[Aim of the task]:
Write out the material exactly. Do not include the pictures.

[Information supplied]:
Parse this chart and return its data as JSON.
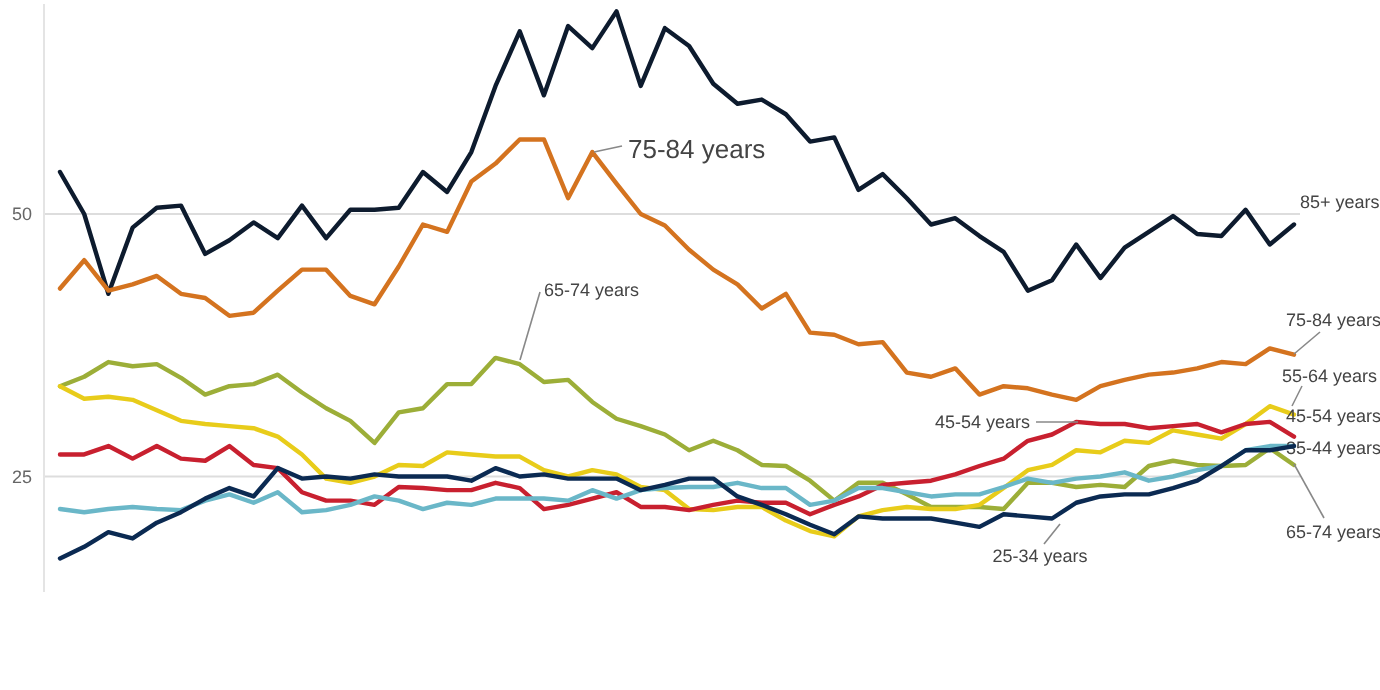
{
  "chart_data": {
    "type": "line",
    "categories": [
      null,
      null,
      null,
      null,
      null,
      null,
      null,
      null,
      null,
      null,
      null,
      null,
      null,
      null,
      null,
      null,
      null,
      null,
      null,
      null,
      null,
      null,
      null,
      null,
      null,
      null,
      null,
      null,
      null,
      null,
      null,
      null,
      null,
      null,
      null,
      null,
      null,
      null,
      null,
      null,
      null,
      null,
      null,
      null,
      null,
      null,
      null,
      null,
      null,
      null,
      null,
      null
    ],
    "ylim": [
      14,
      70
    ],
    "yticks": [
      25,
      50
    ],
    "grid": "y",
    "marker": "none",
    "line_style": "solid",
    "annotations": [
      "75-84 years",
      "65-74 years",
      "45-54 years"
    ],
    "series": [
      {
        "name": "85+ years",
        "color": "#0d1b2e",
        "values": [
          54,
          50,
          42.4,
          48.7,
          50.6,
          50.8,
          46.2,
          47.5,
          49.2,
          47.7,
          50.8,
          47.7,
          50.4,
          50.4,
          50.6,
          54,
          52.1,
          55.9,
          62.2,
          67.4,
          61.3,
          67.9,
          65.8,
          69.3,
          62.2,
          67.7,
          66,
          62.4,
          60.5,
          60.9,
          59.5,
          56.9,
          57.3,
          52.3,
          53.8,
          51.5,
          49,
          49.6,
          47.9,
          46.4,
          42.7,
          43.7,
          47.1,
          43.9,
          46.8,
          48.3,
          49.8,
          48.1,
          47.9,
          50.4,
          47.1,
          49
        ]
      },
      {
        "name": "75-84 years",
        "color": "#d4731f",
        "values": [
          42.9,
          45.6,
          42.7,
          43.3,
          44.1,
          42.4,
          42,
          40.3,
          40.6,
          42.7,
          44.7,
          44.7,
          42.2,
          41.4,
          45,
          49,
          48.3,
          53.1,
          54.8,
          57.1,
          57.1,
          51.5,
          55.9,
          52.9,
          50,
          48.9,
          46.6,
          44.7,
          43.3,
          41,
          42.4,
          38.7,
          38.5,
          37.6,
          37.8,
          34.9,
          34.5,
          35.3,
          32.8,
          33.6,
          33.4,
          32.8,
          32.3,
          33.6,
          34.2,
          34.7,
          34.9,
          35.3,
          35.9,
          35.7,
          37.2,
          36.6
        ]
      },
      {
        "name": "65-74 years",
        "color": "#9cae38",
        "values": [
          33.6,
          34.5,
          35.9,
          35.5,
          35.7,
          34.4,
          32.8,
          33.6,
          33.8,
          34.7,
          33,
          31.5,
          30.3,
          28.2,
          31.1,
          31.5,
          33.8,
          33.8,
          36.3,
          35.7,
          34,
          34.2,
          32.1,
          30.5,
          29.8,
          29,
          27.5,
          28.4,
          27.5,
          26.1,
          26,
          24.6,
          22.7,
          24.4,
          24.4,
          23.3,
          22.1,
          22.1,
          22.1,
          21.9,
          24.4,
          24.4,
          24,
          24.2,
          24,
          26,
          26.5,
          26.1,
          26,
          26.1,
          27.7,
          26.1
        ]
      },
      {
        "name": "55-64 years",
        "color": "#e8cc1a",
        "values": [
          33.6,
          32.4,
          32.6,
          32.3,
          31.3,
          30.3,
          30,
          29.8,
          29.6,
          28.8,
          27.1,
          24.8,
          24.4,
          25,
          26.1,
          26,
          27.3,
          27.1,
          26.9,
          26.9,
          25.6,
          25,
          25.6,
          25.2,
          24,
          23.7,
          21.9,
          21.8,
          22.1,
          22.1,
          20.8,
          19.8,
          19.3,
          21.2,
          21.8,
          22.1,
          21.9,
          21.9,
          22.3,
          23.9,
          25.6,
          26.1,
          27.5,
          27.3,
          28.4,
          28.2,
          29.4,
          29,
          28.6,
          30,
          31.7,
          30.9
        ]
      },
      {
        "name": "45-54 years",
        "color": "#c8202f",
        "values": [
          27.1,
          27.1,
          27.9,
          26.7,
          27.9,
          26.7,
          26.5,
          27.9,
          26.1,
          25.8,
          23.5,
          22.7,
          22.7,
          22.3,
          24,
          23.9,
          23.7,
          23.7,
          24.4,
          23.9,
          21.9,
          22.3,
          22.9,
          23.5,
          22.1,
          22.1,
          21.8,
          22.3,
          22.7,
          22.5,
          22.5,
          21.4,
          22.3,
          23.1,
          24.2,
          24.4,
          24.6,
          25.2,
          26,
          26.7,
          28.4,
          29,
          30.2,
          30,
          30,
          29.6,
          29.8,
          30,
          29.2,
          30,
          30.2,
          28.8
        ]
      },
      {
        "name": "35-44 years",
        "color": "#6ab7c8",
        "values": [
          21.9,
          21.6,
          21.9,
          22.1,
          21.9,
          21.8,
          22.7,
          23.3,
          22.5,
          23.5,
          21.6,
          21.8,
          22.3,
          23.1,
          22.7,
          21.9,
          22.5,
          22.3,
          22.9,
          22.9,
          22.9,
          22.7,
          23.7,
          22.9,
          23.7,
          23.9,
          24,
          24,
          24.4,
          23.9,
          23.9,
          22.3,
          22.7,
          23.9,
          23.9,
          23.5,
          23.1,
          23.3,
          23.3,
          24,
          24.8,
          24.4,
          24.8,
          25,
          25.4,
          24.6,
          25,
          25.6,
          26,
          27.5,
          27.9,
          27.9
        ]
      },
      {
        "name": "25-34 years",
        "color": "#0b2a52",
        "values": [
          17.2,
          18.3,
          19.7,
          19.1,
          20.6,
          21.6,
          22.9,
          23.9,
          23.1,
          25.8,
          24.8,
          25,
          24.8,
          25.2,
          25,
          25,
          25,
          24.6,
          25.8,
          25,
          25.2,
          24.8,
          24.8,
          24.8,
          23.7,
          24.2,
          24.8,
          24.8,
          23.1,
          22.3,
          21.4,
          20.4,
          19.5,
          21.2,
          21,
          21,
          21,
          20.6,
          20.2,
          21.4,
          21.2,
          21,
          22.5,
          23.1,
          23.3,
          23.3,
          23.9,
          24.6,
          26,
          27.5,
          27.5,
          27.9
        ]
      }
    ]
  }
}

[Output]:
Parse this chart and return its data as JSON.
{
  "chart_data": {
    "type": "line",
    "categories": [
      null,
      null,
      null,
      null,
      null,
      null,
      null,
      null,
      null,
      null,
      null,
      null,
      null,
      null,
      null,
      null,
      null,
      null,
      null,
      null,
      null,
      null,
      null,
      null,
      null,
      null,
      null,
      null,
      null,
      null,
      null,
      null,
      null,
      null,
      null,
      null,
      null,
      null,
      null,
      null,
      null,
      null,
      null,
      null,
      null,
      null,
      null,
      null,
      null,
      null,
      null,
      null
    ],
    "ylim": [
      14,
      70
    ],
    "yticks": [
      25,
      50
    ],
    "grid": "y",
    "marker": "none",
    "line_style": "solid",
    "annotations": [
      "75-84 years",
      "65-74 years",
      "45-54 years"
    ],
    "series": [
      {
        "name": "85+ years",
        "color": "#0d1b2e",
        "values": [
          54,
          50,
          42.4,
          48.7,
          50.6,
          50.8,
          46.2,
          47.5,
          49.2,
          47.7,
          50.8,
          47.7,
          50.4,
          50.4,
          50.6,
          54,
          52.1,
          55.9,
          62.2,
          67.4,
          61.3,
          67.9,
          65.8,
          69.3,
          62.2,
          67.7,
          66,
          62.4,
          60.5,
          60.9,
          59.5,
          56.9,
          57.3,
          52.3,
          53.8,
          51.5,
          49,
          49.6,
          47.9,
          46.4,
          42.7,
          43.7,
          47.1,
          43.9,
          46.8,
          48.3,
          49.8,
          48.1,
          47.9,
          50.4,
          47.1,
          49
        ]
      },
      {
        "name": "75-84 years",
        "color": "#d4731f",
        "values": [
          42.9,
          45.6,
          42.7,
          43.3,
          44.1,
          42.4,
          42,
          40.3,
          40.6,
          42.7,
          44.7,
          44.7,
          42.2,
          41.4,
          45,
          49,
          48.3,
          53.1,
          54.8,
          57.1,
          57.1,
          51.5,
          55.9,
          52.9,
          50,
          48.9,
          46.6,
          44.7,
          43.3,
          41,
          42.4,
          38.7,
          38.5,
          37.6,
          37.8,
          34.9,
          34.5,
          35.3,
          32.8,
          33.6,
          33.4,
          32.8,
          32.3,
          33.6,
          34.2,
          34.7,
          34.9,
          35.3,
          35.9,
          35.7,
          37.2,
          36.6
        ]
      },
      {
        "name": "65-74 years",
        "color": "#9cae38",
        "values": [
          33.6,
          34.5,
          35.9,
          35.5,
          35.7,
          34.4,
          32.8,
          33.6,
          33.8,
          34.7,
          33,
          31.5,
          30.3,
          28.2,
          31.1,
          31.5,
          33.8,
          33.8,
          36.3,
          35.7,
          34,
          34.2,
          32.1,
          30.5,
          29.8,
          29,
          27.5,
          28.4,
          27.5,
          26.1,
          26,
          24.6,
          22.7,
          24.4,
          24.4,
          23.3,
          22.1,
          22.1,
          22.1,
          21.9,
          24.4,
          24.4,
          24,
          24.2,
          24,
          26,
          26.5,
          26.1,
          26,
          26.1,
          27.7,
          26.1
        ]
      },
      {
        "name": "55-64 years",
        "color": "#e8cc1a",
        "values": [
          33.6,
          32.4,
          32.6,
          32.3,
          31.3,
          30.3,
          30,
          29.8,
          29.6,
          28.8,
          27.1,
          24.8,
          24.4,
          25,
          26.1,
          26,
          27.3,
          27.1,
          26.9,
          26.9,
          25.6,
          25,
          25.6,
          25.2,
          24,
          23.7,
          21.9,
          21.8,
          22.1,
          22.1,
          20.8,
          19.8,
          19.3,
          21.2,
          21.8,
          22.1,
          21.9,
          21.9,
          22.3,
          23.9,
          25.6,
          26.1,
          27.5,
          27.3,
          28.4,
          28.2,
          29.4,
          29,
          28.6,
          30,
          31.7,
          30.9
        ]
      },
      {
        "name": "45-54 years",
        "color": "#c8202f",
        "values": [
          27.1,
          27.1,
          27.9,
          26.7,
          27.9,
          26.7,
          26.5,
          27.9,
          26.1,
          25.8,
          23.5,
          22.7,
          22.7,
          22.3,
          24,
          23.9,
          23.7,
          23.7,
          24.4,
          23.9,
          21.9,
          22.3,
          22.9,
          23.5,
          22.1,
          22.1,
          21.8,
          22.3,
          22.7,
          22.5,
          22.5,
          21.4,
          22.3,
          23.1,
          24.2,
          24.4,
          24.6,
          25.2,
          26,
          26.7,
          28.4,
          29,
          30.2,
          30,
          30,
          29.6,
          29.8,
          30,
          29.2,
          30,
          30.2,
          28.8
        ]
      },
      {
        "name": "35-44 years",
        "color": "#6ab7c8",
        "values": [
          21.9,
          21.6,
          21.9,
          22.1,
          21.9,
          21.8,
          22.7,
          23.3,
          22.5,
          23.5,
          21.6,
          21.8,
          22.3,
          23.1,
          22.7,
          21.9,
          22.5,
          22.3,
          22.9,
          22.9,
          22.9,
          22.7,
          23.7,
          22.9,
          23.7,
          23.9,
          24,
          24,
          24.4,
          23.9,
          23.9,
          22.3,
          22.7,
          23.9,
          23.9,
          23.5,
          23.1,
          23.3,
          23.3,
          24,
          24.8,
          24.4,
          24.8,
          25,
          25.4,
          24.6,
          25,
          25.6,
          26,
          27.5,
          27.9,
          27.9
        ]
      },
      {
        "name": "25-34 years",
        "color": "#0b2a52",
        "values": [
          17.2,
          18.3,
          19.7,
          19.1,
          20.6,
          21.6,
          22.9,
          23.9,
          23.1,
          25.8,
          24.8,
          25,
          24.8,
          25.2,
          25,
          25,
          25,
          24.6,
          25.8,
          25,
          25.2,
          24.8,
          24.8,
          24.8,
          23.7,
          24.2,
          24.8,
          24.8,
          23.1,
          22.3,
          21.4,
          20.4,
          19.5,
          21.2,
          21,
          21,
          21,
          20.6,
          20.2,
          21.4,
          21.2,
          21,
          22.5,
          23.1,
          23.3,
          23.3,
          23.9,
          24.6,
          26,
          27.5,
          27.5,
          27.9
        ]
      }
    ]
  }
}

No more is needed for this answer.